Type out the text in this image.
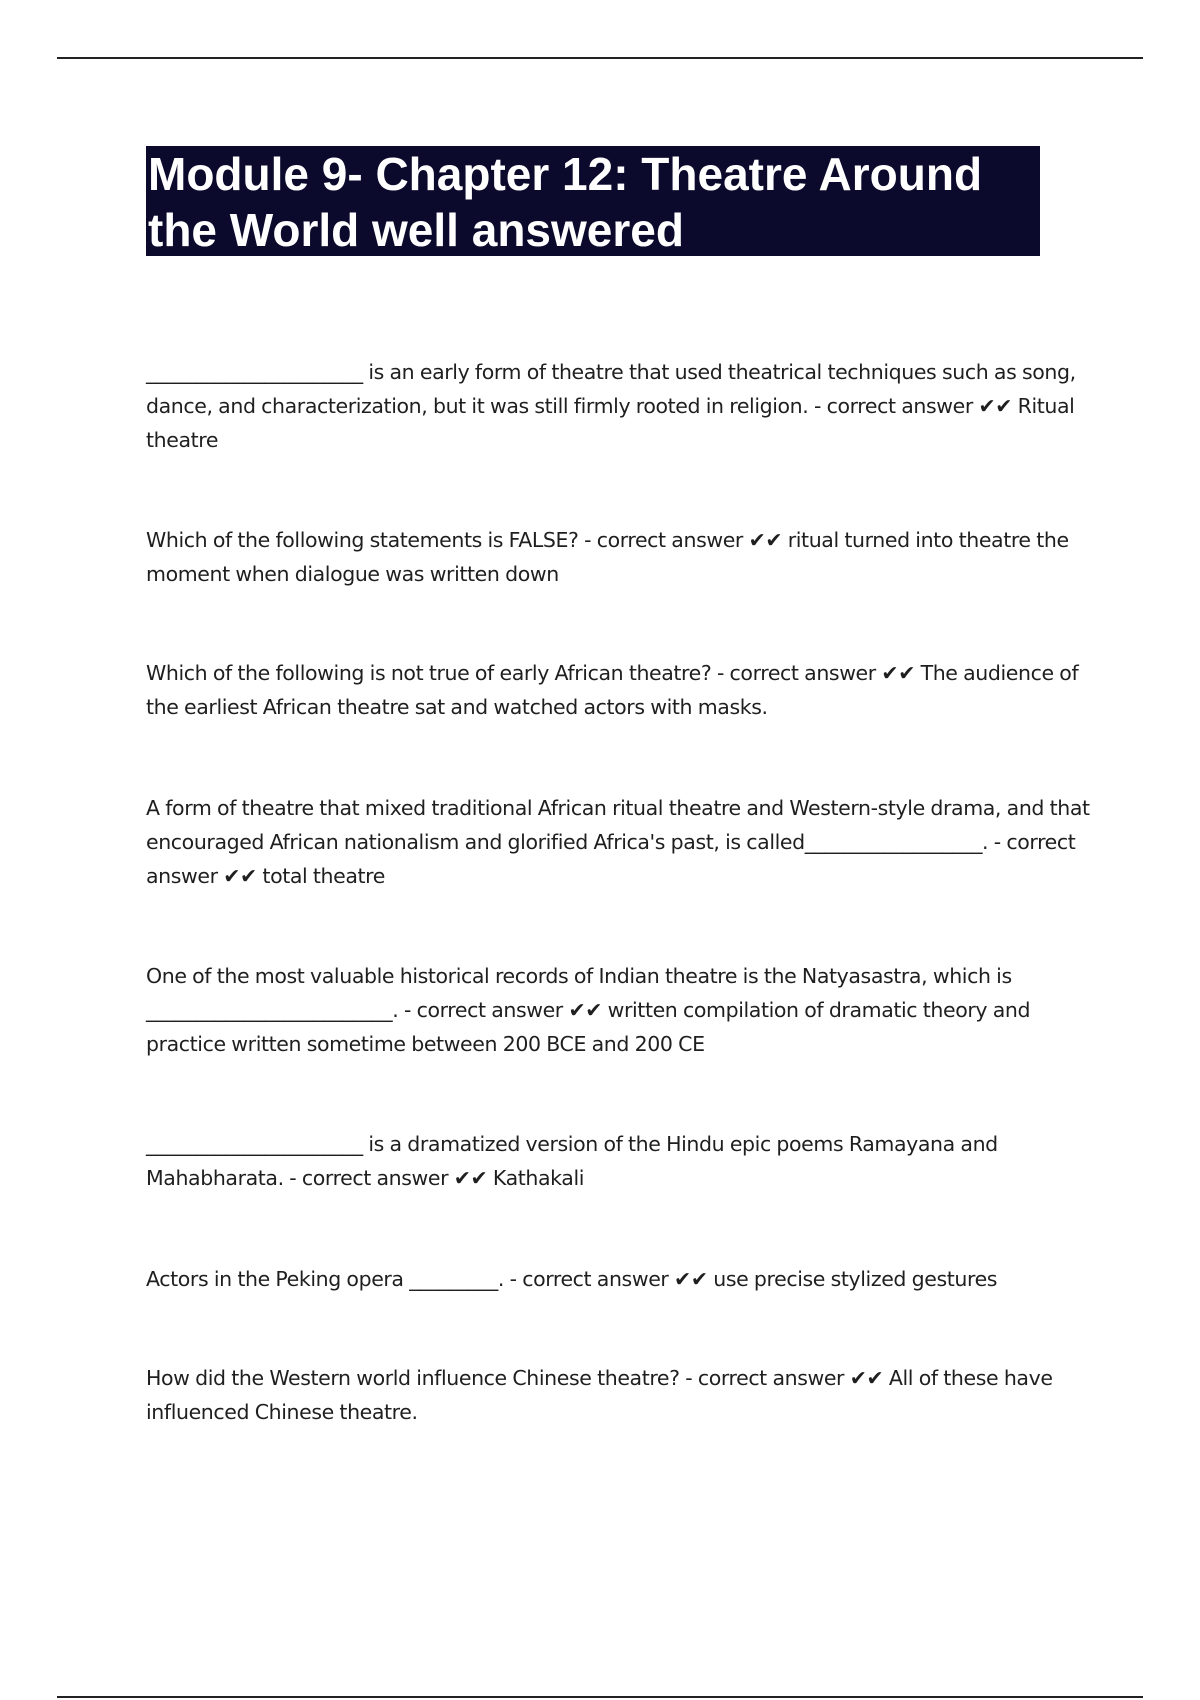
Module 9- Chapter 12: Theatre Around the World well answered

______________________ is an early form of theatre that used theatrical techniques such as song, dance, and characterization, but it was still firmly rooted in religion. - correct answer ✔✔ Ritual theatre

Which of the following statements is FALSE? - correct answer ✔✔ ritual turned into theatre the moment when dialogue was written down

Which of the following is not true of early African theatre? - correct answer ✔✔ The audience of the earliest African theatre sat and watched actors with masks.

A form of theatre that mixed traditional African ritual theatre and Western-style drama, and that encouraged African nationalism and glorified Africa's past, is called__________________. - correct answer ✔✔ total theatre

One of the most valuable historical records of Indian theatre is the Natyasastra, which is _________________________. - correct answer ✔✔ written compilation of dramatic theory and practice written sometime between 200 BCE and 200 CE

______________________ is a dramatized version of the Hindu epic poems Ramayana and Mahabharata. - correct answer ✔✔ Kathakali

Actors in the Peking opera _________. - correct answer ✔✔ use precise stylized gestures

How did the Western world influence Chinese theatre? - correct answer ✔✔ All of these have influenced Chinese theatre.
++++++++
**What you have to do:**
Make an exact copy of all entries above, dropping the images.

**Exercise output:**
Type out the text in this image.
Module 9- Chapter 12: Theatre Around the World well answered

______________________ is an early form of theatre that used theatrical techniques such as song, dance, and characterization, but it was still firmly rooted in religion. - correct answer ✔✔ Ritual theatre

Which of the following statements is FALSE? - correct answer ✔✔ ritual turned into theatre the moment when dialogue was written down

Which of the following is not true of early African theatre? - correct answer ✔✔ The audience of the earliest African theatre sat and watched actors with masks.

A form of theatre that mixed traditional African ritual theatre and Western-style drama, and that encouraged African nationalism and glorified Africa's past, is called__________________. - correct answer ✔✔ total theatre

One of the most valuable historical records of Indian theatre is the Natyasastra, which is _________________________. - correct answer ✔✔ written compilation of dramatic theory and practice written sometime between 200 BCE and 200 CE

______________________ is a dramatized version of the Hindu epic poems Ramayana and Mahabharata. - correct answer ✔✔ Kathakali

Actors in the Peking opera _________. - correct answer ✔✔ use precise stylized gestures

How did the Western world influence Chinese theatre? - correct answer ✔✔ All of these have influenced Chinese theatre.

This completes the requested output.